INSTRUCTIONS TO FOLLOW: Copy the rows below character for character, starting at the row that contains "List each element" and ending at the row that contains "501, 650, 532]", with both of those rows included.

DATASET RECORDS:
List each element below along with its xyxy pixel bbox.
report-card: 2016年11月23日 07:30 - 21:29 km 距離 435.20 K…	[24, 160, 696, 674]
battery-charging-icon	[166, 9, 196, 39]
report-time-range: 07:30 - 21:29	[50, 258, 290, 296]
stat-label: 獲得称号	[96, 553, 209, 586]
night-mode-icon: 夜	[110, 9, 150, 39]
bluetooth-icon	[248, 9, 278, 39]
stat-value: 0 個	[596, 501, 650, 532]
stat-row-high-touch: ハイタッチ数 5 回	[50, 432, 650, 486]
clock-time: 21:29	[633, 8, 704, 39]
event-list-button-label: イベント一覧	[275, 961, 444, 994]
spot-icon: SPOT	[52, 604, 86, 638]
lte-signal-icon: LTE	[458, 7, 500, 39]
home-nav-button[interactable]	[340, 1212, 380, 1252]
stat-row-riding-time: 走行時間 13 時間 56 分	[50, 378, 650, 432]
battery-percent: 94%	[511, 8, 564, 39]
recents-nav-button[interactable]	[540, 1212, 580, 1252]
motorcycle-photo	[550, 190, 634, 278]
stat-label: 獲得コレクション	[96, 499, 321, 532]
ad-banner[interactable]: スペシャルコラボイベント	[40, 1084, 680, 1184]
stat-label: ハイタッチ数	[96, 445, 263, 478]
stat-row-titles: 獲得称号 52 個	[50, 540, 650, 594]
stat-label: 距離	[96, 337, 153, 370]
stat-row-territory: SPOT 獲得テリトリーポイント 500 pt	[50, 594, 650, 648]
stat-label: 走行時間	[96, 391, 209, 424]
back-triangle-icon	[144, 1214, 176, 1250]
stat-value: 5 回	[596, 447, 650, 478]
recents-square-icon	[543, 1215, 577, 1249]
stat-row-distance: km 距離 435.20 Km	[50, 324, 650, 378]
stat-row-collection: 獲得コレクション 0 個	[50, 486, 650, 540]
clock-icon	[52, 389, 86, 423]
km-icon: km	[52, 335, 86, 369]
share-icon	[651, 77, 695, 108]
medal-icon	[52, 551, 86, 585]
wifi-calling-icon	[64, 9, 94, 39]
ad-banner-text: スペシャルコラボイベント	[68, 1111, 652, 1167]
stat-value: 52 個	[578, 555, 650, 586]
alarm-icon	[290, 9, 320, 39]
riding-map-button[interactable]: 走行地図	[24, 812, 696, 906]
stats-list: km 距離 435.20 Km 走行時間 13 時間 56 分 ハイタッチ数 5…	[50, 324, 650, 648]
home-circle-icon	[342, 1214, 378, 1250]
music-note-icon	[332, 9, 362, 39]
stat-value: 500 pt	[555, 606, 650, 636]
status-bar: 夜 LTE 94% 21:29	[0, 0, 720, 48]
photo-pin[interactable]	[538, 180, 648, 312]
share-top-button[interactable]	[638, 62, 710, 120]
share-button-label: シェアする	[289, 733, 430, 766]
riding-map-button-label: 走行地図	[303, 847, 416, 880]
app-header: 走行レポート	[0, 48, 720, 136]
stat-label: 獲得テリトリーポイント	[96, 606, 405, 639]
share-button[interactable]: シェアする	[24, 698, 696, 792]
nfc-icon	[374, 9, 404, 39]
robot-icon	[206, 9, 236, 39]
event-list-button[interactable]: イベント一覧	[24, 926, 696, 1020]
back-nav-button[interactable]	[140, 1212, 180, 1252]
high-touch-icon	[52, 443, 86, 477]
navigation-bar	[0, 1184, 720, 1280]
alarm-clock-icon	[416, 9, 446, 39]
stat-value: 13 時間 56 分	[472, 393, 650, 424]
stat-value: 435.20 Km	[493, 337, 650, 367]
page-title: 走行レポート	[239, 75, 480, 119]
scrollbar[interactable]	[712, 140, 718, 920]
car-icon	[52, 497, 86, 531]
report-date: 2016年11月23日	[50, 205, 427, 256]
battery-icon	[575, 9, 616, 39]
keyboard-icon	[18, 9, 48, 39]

...

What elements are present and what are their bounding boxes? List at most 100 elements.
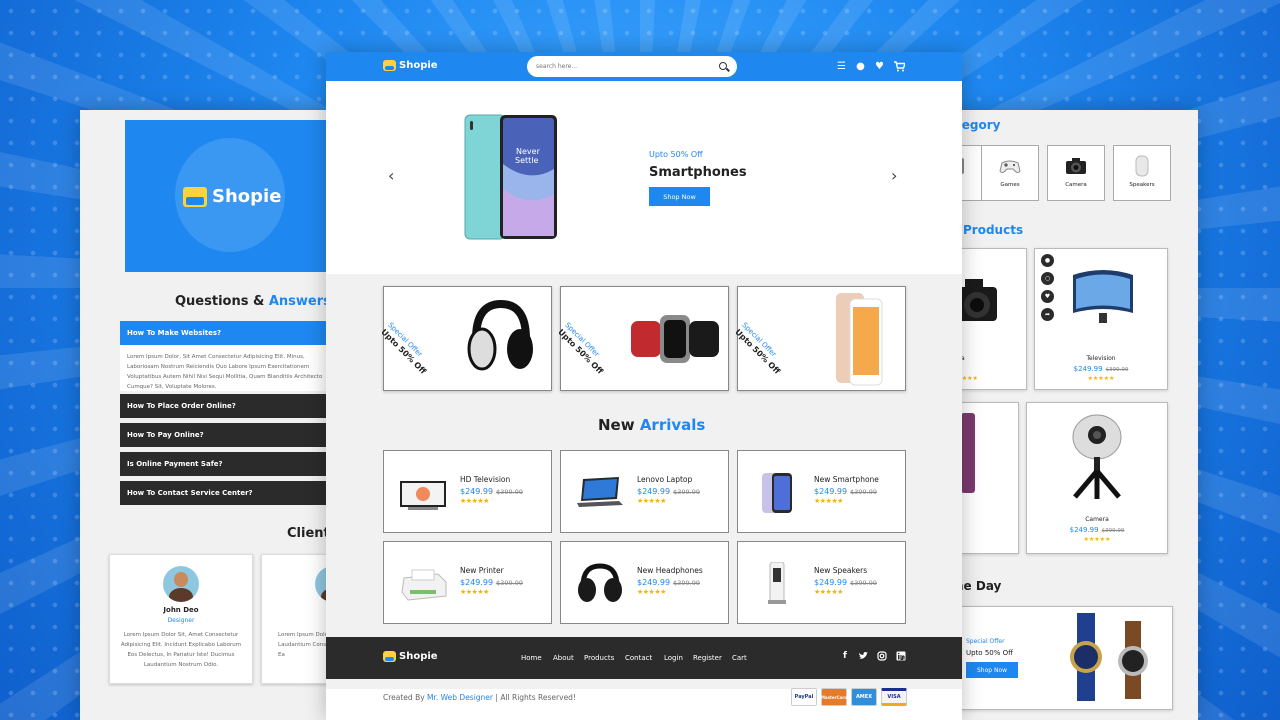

WRITTEN REPLY:
List each element below along with its xyxy pixel bbox.
report-card: 2016年11月23日 07:30 - 21:29 km 距離 435.20 K…	[24, 160, 696, 674]
battery-charging-icon	[166, 9, 196, 39]
report-time-range: 07:30 - 21:29	[50, 258, 290, 296]
stat-label: 獲得称号	[96, 553, 209, 586]
night-mode-icon: 夜	[110, 9, 150, 39]
bluetooth-icon	[248, 9, 278, 39]
stat-value: 0 個	[596, 501, 650, 532]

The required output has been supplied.